-- BEGIN --

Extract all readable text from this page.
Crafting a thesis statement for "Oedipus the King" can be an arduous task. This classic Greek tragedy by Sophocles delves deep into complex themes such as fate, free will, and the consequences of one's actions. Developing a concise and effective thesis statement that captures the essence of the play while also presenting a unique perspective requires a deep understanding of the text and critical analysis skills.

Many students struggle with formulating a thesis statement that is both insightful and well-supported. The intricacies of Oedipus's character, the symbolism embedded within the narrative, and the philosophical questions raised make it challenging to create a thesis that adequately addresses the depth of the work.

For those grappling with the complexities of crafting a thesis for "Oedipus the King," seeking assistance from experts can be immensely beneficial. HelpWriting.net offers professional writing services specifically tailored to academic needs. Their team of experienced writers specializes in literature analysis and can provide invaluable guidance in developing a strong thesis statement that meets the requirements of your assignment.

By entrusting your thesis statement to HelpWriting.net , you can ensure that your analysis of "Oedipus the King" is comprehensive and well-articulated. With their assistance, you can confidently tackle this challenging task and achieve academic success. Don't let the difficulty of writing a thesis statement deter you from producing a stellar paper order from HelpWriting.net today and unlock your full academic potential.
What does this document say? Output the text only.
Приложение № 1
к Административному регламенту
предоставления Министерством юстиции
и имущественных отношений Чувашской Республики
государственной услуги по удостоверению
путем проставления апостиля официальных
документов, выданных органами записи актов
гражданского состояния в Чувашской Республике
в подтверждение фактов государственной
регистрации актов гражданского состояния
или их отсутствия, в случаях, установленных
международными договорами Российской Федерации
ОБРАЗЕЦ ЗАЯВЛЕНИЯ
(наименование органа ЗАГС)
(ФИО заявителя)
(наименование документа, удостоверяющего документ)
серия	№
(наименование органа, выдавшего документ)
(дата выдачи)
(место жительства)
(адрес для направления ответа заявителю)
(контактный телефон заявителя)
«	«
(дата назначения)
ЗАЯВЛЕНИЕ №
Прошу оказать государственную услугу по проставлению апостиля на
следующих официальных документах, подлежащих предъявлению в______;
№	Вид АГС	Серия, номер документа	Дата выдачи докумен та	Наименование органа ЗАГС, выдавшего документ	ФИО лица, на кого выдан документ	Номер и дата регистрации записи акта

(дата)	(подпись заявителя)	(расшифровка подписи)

-- END --

### What to work on
Search the records above for "заявителя". Copy each line where it is found.

### Task response
(ФИО заявителя)
(контактный телефон заявителя)
(дата)	(подпись заявителя)	(расшифровка подписи)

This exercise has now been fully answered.